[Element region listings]
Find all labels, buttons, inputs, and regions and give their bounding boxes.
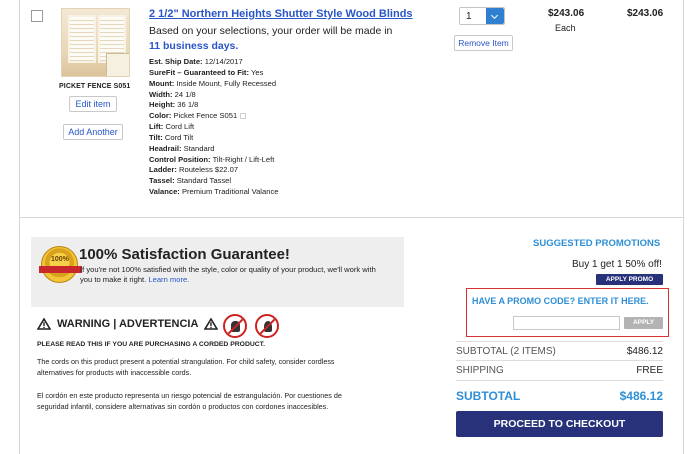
product-title-link[interactable]: 2 1/2" Northern Heights Shutter Style Wo… — [149, 8, 413, 20]
shipping-label: SHIPPING — [456, 365, 504, 376]
suggested-promotions-title: SUGGESTED PROMOTIONS — [533, 238, 661, 249]
spec-row: Est. Ship Date: 12/14/2017 — [149, 57, 243, 66]
promo-code-input[interactable] — [513, 316, 620, 330]
spec-row: Valance: Premium Traditional Valance — [149, 187, 279, 197]
warning-subheading: PLEASE READ THIS IF YOU ARE PURCHASING A… — [37, 341, 265, 348]
promo-apply-button[interactable]: APPLY — [624, 317, 663, 329]
subtotal-value: $486.12 — [626, 346, 663, 357]
spec-row: Color: Picket Fence S051 — [149, 111, 278, 122]
summary-separator — [456, 360, 663, 361]
spec-row: Height: 36 1/8 — [149, 100, 199, 110]
line-total: $243.06 — [627, 8, 664, 19]
no-cord-loop-icon — [255, 314, 279, 338]
product-thumbnail — [61, 8, 130, 77]
quantity-select[interactable]: 1 — [459, 7, 505, 25]
unit-price: $243.06 — [548, 8, 585, 19]
warning-triangle-icon — [204, 318, 219, 330]
product-specs: Est. Ship Date: 12/14/2017 SureFit – Gua… — [149, 57, 278, 198]
apply-promo-button[interactable]: APPLY PROMO — [596, 274, 663, 285]
add-another-button[interactable]: Add Another — [63, 124, 123, 140]
promotion-offer: Buy 1 get 1 50% off! — [572, 259, 662, 270]
color-swatch — [106, 53, 129, 76]
chevron-down-icon[interactable] — [486, 8, 504, 24]
spec-row: Control Position: Tilt-Right / Lift-Left — [149, 154, 275, 164]
production-time-note: Based on your selections, your order wil… — [149, 24, 399, 54]
badge-text: 100% — [51, 256, 69, 263]
section-divider — [19, 217, 683, 218]
production-days: 11 business days. — [149, 40, 239, 52]
cart-left-border — [19, 0, 20, 454]
spec-row: Width: 24 1/8 — [149, 89, 196, 99]
spec-row: Lift: Cord Lift — [149, 122, 195, 132]
summary-separator — [456, 341, 663, 342]
guarantee-title: 100% Satisfaction Guarantee! — [79, 246, 290, 263]
quantity-value: 1 — [466, 11, 472, 22]
guarantee-badge-icon: 100% — [39, 246, 82, 283]
warning-title: WARNING | ADVERTENCIA — [57, 318, 199, 330]
warning-triangle-icon — [37, 318, 51, 330]
warning-text-spanish: El cordón en este producto representa un… — [37, 391, 342, 411]
shipping-value: FREE — [636, 365, 663, 376]
warning-heading: WARNING | ADVERTENCIA — [37, 318, 224, 330]
promo-code-title: HAVE A PROMO CODE? ENTER IT HERE. — [472, 296, 649, 306]
remove-item-button[interactable]: Remove Item — [454, 35, 513, 51]
production-note-text: Based on your selections, your order wil… — [149, 25, 393, 37]
spec-row: SureFit – Guaranteed to Fit: Yes — [149, 67, 264, 77]
total-label: SUBTOTAL — [456, 389, 521, 403]
guarantee-text: If you're not 100% satisfied with the st… — [80, 265, 380, 285]
warning-text-english: The cords on this product present a pote… — [37, 357, 335, 377]
item-select-checkbox[interactable] — [31, 10, 43, 22]
no-child-cord-icon — [223, 314, 247, 338]
cart-right-border — [683, 0, 684, 454]
spec-row: Headrail: Standard — [149, 143, 215, 153]
subtotal-label: SUBTOTAL (2 ITEMS) — [456, 346, 556, 357]
spec-row: Tilt: Cord Tilt — [149, 132, 194, 142]
guarantee-body: If you're not 100% satisfied with the st… — [80, 265, 376, 284]
summary-separator — [456, 380, 663, 381]
spec-row: Tassel: Standard Tassel — [149, 176, 232, 186]
spec-row: Ladder: Routeless $22.07 — [149, 165, 239, 175]
satisfaction-guarantee-box: 100% 100% Satisfaction Guarantee! If you… — [31, 237, 404, 307]
swatch-label: PICKET FENCE S051 — [59, 83, 131, 90]
edit-item-button[interactable]: Edit item — [69, 96, 117, 112]
proceed-to-checkout-button[interactable]: PROCEED TO CHECKOUT — [456, 411, 663, 437]
color-chip-icon — [240, 113, 247, 120]
unit-label: Each — [555, 23, 576, 33]
spec-row: Mount: Inside Mount, Fully Recessed — [149, 78, 277, 88]
learn-more-link[interactable]: Learn more. — [148, 275, 189, 284]
total-value: $486.12 — [619, 389, 663, 403]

> **WHAT THIS TASK INVOLVES**: Repeat the stretch of rows from the line containing "8, 413, 20]" through the line containing "production-time-note: Based on" with no changes.

> **SOLUTION TO THIS PROBLEM**:
product-title-link[interactable]: 2 1/2" Northern Heights Shutter Style Wo… — [149, 8, 413, 20]
shipping-label: SHIPPING — [456, 365, 504, 376]
suggested-promotions-title: SUGGESTED PROMOTIONS — [533, 238, 661, 249]
spec-row: Est. Ship Date: 12/14/2017 — [149, 57, 243, 66]
promo-code-input[interactable] — [513, 316, 620, 330]
spec-row: Valance: Premium Traditional Valance — [149, 187, 279, 197]
warning-subheading: PLEASE READ THIS IF YOU ARE PURCHASING A… — [37, 341, 265, 348]
promo-apply-button[interactable]: APPLY — [624, 317, 663, 329]
subtotal-value: $486.12 — [626, 346, 663, 357]
spec-row: Color: Picket Fence S051 — [149, 111, 278, 122]
summary-separator — [456, 360, 663, 361]
spec-row: Height: 36 1/8 — [149, 100, 199, 110]
line-total: $243.06 — [627, 8, 664, 19]
no-cord-loop-icon — [255, 314, 279, 338]
product-thumbnail — [61, 8, 130, 77]
quantity-select[interactable]: 1 — [459, 7, 505, 25]
unit-price: $243.06 — [548, 8, 585, 19]
warning-triangle-icon — [204, 318, 219, 330]
product-specs: Est. Ship Date: 12/14/2017 SureFit – Gua… — [149, 57, 278, 198]
apply-promo-button[interactable]: APPLY PROMO — [596, 274, 663, 285]
add-another-button[interactable]: Add Another — [63, 124, 123, 140]
promotion-offer: Buy 1 get 1 50% off! — [572, 259, 662, 270]
color-swatch — [106, 53, 129, 76]
chevron-down-icon[interactable] — [486, 8, 504, 24]
spec-row: Control Position: Tilt-Right / Lift-Left — [149, 154, 275, 164]
production-time-note: Based on your selections, your order wil… — [149, 24, 399, 54]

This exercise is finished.